▶

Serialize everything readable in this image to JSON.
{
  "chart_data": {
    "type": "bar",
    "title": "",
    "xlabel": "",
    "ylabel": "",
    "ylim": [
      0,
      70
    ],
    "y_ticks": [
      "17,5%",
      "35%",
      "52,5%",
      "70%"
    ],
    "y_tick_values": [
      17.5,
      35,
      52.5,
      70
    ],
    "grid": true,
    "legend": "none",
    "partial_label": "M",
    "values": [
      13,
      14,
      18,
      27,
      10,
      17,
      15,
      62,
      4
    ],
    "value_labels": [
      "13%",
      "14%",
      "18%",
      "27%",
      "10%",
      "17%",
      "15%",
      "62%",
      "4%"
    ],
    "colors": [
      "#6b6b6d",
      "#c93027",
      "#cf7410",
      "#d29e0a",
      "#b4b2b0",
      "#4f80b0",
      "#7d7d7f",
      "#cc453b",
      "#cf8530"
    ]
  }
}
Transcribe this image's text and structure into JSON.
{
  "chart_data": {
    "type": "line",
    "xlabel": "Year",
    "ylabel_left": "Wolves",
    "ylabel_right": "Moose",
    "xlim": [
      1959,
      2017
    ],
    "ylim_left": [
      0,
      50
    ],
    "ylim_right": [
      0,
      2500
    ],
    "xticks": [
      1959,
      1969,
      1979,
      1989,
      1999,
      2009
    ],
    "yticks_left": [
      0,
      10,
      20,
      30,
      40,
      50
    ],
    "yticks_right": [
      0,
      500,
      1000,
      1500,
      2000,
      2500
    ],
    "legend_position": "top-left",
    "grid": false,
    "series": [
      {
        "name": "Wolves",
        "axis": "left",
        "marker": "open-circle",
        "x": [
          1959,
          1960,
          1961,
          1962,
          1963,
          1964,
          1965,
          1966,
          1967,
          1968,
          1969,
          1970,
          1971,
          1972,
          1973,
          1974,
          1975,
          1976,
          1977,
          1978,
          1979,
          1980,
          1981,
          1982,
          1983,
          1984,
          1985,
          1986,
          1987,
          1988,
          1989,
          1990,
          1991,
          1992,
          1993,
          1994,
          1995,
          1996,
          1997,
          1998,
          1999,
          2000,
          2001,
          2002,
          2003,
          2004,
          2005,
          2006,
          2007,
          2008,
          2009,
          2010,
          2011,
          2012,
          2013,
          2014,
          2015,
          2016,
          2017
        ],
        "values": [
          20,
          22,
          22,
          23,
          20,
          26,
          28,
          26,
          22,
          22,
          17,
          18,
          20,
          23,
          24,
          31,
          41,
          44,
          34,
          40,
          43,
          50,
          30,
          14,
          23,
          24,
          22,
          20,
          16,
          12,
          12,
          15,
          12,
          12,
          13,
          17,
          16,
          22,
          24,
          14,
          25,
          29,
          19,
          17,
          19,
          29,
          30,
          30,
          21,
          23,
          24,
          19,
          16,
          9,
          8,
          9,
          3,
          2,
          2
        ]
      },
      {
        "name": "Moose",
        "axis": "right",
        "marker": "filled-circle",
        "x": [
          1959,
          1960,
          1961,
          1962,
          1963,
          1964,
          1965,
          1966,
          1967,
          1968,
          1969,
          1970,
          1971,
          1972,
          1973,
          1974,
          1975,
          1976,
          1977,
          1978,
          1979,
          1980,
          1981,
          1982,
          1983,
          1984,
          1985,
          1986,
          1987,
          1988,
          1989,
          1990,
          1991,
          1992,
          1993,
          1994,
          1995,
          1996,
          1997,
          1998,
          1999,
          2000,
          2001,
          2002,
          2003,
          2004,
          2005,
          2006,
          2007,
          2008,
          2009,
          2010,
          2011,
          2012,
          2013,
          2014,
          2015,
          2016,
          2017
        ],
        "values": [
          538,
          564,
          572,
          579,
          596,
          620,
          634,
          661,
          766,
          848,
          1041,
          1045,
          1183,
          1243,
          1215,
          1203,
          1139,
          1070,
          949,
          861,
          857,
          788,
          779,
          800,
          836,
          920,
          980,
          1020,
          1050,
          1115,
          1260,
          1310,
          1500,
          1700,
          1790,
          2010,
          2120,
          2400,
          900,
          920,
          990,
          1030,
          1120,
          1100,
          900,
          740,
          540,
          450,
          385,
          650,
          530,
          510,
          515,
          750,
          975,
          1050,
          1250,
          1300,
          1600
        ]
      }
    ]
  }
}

◀

*Required work*
Could you quote the material above in full, exactly as it stands?

*Output below*
Serialize everything readable in this image to JSON.
{
  "chart_data": {
    "type": "bar",
    "title": "",
    "xlabel": "",
    "ylabel": "",
    "ylim": [
      0,
      70
    ],
    "y_ticks": [
      "17,5%",
      "35%",
      "52,5%",
      "70%"
    ],
    "y_tick_values": [
      17.5,
      35,
      52.5,
      70
    ],
    "grid": true,
    "legend": "none",
    "partial_label": "M",
    "values": [
      13,
      14,
      18,
      27,
      10,
      17,
      15,
      62,
      4
    ],
    "value_labels": [
      "13%",
      "14%",
      "18%",
      "27%",
      "10%",
      "17%",
      "15%",
      "62%",
      "4%"
    ],
    "colors": [
      "#6b6b6d",
      "#c93027",
      "#cf7410",
      "#d29e0a",
      "#b4b2b0",
      "#4f80b0",
      "#7d7d7f",
      "#cc453b",
      "#cf8530"
    ]
  }
}
Transcribe this image's text and structure into JSON.
{
  "chart_data": {
    "type": "line",
    "xlabel": "Year",
    "ylabel_left": "Wolves",
    "ylabel_right": "Moose",
    "xlim": [
      1959,
      2017
    ],
    "ylim_left": [
      0,
      50
    ],
    "ylim_right": [
      0,
      2500
    ],
    "xticks": [
      1959,
      1969,
      1979,
      1989,
      1999,
      2009
    ],
    "yticks_left": [
      0,
      10,
      20,
      30,
      40,
      50
    ],
    "yticks_right": [
      0,
      500,
      1000,
      1500,
      2000,
      2500
    ],
    "legend_position": "top-left",
    "grid": false,
    "series": [
      {
        "name": "Wolves",
        "axis": "left",
        "marker": "open-circle",
        "x": [
          1959,
          1960,
          1961,
          1962,
          1963,
          1964,
          1965,
          1966,
          1967,
          1968,
          1969,
          1970,
          1971,
          1972,
          1973,
          1974,
          1975,
          1976,
          1977,
          1978,
          1979,
          1980,
          1981,
          1982,
          1983,
          1984,
          1985,
          1986,
          1987,
          1988,
          1989,
          1990,
          1991,
          1992,
          1993,
          1994,
          1995,
          1996,
          1997,
          1998,
          1999,
          2000,
          2001,
          2002,
          2003,
          2004,
          2005,
          2006,
          2007,
          2008,
          2009,
          2010,
          2011,
          2012,
          2013,
          2014,
          2015,
          2016,
          2017
        ],
        "values": [
          20,
          22,
          22,
          23,
          20,
          26,
          28,
          26,
          22,
          22,
          17,
          18,
          20,
          23,
          24,
          31,
          41,
          44,
          34,
          40,
          43,
          50,
          30,
          14,
          23,
          24,
          22,
          20,
          16,
          12,
          12,
          15,
          12,
          12,
          13,
          17,
          16,
          22,
          24,
          14,
          25,
          29,
          19,
          17,
          19,
          29,
          30,
          30,
          21,
          23,
          24,
          19,
          16,
          9,
          8,
          9,
          3,
          2,
          2
        ]
      },
      {
        "name": "Moose",
        "axis": "right",
        "marker": "filled-circle",
        "x": [
          1959,
          1960,
          1961,
          1962,
          1963,
          1964,
          1965,
          1966,
          1967,
          1968,
          1969,
          1970,
          1971,
          1972,
          1973,
          1974,
          1975,
          1976,
          1977,
          1978,
          1979,
          1980,
          1981,
          1982,
          1983,
          1984,
          1985,
          1986,
          1987,
          1988,
          1989,
          1990,
          1991,
          1992,
          1993,
          1994,
          1995,
          1996,
          1997,
          1998,
          1999,
          2000,
          2001,
          2002,
          2003,
          2004,
          2005,
          2006,
          2007,
          2008,
          2009,
          2010,
          2011,
          2012,
          2013,
          2014,
          2015,
          2016,
          2017
        ],
        "values": [
          538,
          564,
          572,
          579,
          596,
          620,
          634,
          661,
          766,
          848,
          1041,
          1045,
          1183,
          1243,
          1215,
          1203,
          1139,
          1070,
          949,
          861,
          857,
          788,
          779,
          800,
          836,
          920,
          980,
          1020,
          1050,
          1115,
          1260,
          1310,
          1500,
          1700,
          1790,
          2010,
          2120,
          2400,
          900,
          920,
          990,
          1030,
          1120,
          1100,
          900,
          740,
          540,
          450,
          385,
          650,
          530,
          510,
          515,
          750,
          975,
          1050,
          1250,
          1300,
          1600
        ]
      }
    ]
  }
}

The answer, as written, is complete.